● **Dokumentauszug**
Karwice (Malechowo)

Karwice
?
Karwice (Polen)
Karwice (Polen)
Karwice
Basisdaten
Staat: Polen Polen

Woiwodschaft: Westpommern
Powiat: Sławno
Gmina: Malechowo
Geographische Lage: 54° 20′ N, 16° 34′ O
Einwohner: 440 ([1])
Telefonvorwahl: (+48) 94
Kfz-Kennzeichen: ZSL
Wirtschaft und Verkehr
Straße: DK37 Darłowo–Karwice
DK6 SłupskKoszalin
Eisenbahn: Słupsk–Koszalin
Nächster int. Flughafen: Danzig

Karwice (deutsch Karwitz, früher Carwitz) ist ein Dorf in der Landgemeinde Malechowo (Malchow) im Powiat Sławieński (Kreis Schlawe) der polnischen Woiwodschaft Westpommern.

Geographische Lage

Das Kirchdorf liegt in Hinterpommern, neun Kilometer westlich der Kreisstadt Sławno (Schlawe). Es wird umgrenzt von den Orten Malechowo (Malchow) im Westen, Słowino (Schlawin) und Boleszewo (Rötzenhagen) im Norden, Rzyszczewo (Ristow) im Osten und Smardzewo (Schmarsow), Żegocino (Segenthin) und Paproty (Parpart) im Süden.

Das ebene Gelände der Gemarkung steigt von etwa 30 m über NN im Norden über eine Strecke von 6 km auf etwa 60 m im Süden an.

Dorf Karwitz (Carwitz) südöstlich von Rügenwalde und südwestlich von Schlawe auf einer Landkarte von 1793

Geschichte

Die Ortsbezeichnung Karwitz ist slawischen Ursprungs. Das ursprüngliche Angerdorf, das sich zum Gutsdorf entwickelt hat, war einst ein Schatullgut der Herzöge von Pommern. Im Jahre 1539 tauschten diese es gegen Drosedow (heute polnisch Drozdowo) an Jochen Grape. Dabei dürfte es sich aber nur um einen Teil von Karwitz gehandelt haben, denn schon 1450 wird ein Claus Grape als Besitzer erwähnt, der auf den „olden Gerdt“ (um 1400) zurückgeht, der das Geschlecht der von Grape auf Karwitz begründet haben soll.

● **Datensatzinhalt**
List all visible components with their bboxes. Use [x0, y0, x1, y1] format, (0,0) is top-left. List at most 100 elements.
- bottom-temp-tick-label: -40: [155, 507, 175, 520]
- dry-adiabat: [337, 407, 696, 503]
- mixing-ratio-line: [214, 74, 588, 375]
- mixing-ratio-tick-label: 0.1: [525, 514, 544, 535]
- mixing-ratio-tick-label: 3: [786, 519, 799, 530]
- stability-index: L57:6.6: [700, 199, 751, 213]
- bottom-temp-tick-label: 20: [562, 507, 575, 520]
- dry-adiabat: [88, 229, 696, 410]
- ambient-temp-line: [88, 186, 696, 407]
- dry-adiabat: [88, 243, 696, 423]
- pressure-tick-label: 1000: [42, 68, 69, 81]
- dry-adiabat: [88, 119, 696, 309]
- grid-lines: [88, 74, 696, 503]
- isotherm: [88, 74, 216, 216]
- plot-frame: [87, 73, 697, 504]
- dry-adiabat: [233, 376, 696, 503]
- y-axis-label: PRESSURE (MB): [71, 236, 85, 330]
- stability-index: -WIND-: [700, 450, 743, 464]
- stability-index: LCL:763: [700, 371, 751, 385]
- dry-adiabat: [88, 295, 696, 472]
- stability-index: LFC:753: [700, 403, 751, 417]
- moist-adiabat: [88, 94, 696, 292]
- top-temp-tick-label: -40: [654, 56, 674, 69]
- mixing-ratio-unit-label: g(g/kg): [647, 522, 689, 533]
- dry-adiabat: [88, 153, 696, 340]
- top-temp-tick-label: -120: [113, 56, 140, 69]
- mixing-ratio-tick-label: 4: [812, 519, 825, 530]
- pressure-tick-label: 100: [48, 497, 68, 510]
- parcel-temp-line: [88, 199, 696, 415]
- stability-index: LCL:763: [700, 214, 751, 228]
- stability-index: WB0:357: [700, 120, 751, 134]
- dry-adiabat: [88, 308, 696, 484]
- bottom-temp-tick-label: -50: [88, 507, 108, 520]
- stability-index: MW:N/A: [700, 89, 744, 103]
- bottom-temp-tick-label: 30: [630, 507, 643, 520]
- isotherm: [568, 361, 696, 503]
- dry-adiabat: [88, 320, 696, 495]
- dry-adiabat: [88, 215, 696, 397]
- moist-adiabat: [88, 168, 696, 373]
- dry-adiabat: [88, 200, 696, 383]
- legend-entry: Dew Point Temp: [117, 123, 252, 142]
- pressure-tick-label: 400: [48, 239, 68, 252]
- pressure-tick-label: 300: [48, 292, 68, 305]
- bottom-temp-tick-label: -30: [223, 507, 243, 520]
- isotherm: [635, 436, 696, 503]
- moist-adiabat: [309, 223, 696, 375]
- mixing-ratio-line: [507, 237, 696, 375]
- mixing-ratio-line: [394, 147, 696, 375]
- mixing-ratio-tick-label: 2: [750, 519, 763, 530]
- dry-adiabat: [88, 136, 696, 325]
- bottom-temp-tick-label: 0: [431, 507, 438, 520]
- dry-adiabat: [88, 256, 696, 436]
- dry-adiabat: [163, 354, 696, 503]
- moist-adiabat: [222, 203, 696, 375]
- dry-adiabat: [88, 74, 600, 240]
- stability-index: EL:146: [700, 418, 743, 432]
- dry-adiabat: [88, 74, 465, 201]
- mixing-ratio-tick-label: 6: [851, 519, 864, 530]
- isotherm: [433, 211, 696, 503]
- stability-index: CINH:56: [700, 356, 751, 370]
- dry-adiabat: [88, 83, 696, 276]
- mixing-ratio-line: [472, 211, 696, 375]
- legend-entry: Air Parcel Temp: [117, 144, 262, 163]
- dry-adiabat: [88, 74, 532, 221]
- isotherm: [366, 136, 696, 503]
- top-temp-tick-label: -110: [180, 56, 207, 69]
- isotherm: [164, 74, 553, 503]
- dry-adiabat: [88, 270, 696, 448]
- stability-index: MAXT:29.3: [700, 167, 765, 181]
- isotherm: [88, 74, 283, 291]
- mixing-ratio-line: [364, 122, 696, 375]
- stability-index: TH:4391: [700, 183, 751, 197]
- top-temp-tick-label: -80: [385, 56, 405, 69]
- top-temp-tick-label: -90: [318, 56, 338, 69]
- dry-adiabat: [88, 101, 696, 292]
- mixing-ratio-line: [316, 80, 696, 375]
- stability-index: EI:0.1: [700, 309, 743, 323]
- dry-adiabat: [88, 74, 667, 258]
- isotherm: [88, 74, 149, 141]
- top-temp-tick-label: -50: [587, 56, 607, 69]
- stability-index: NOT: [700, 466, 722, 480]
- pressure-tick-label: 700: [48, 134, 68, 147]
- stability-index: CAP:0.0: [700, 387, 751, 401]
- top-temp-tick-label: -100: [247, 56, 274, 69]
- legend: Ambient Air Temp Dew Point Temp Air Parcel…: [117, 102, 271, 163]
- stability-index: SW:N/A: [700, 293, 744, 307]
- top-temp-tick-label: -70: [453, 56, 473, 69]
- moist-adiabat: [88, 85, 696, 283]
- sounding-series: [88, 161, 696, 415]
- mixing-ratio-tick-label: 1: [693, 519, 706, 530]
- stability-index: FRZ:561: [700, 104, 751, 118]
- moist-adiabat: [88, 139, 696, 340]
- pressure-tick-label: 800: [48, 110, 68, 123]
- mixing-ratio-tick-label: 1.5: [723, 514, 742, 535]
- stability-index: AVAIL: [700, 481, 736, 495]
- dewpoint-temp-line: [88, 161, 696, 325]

● **Übungsaufgabe**
Schreiben Sie aus dem Text über Karwice den Abschnitt wortgetreu ab, der mit den Worten „Das ebene Gelände“ beginnt und mit „begründet haben soll.“ endet.

● **Schriftliche Antwort**
Das ebene Gelände der Gemarkung steigt von etwa 30 m über NN im Norden über eine Strecke von 6 km auf etwa 60 m im Süden an.

Dorf Karwitz (Carwitz) südöstlich von Rügenwalde und südwestlich von Schlawe auf einer Landkarte von 1793

Geschichte

Die Ortsbezeichnung Karwitz ist slawischen Ursprungs. Das ursprüngliche Angerdorf, das sich zum Gutsdorf entwickelt hat, war einst ein Schatullgut der Herzöge von Pommern. Im Jahre 1539 tauschten diese es gegen Drosedow (heute polnisch Drozdowo) an Jochen Grape. Dabei dürfte es sich aber nur um einen Teil von Karwitz gehandelt haben, denn schon 1450 wird ein Claus Grape als Besitzer erwähnt, der auf den „olden Gerdt“ (um 1400) zurückgeht, der das Geschlecht der von Grape auf Karwitz begründet haben soll.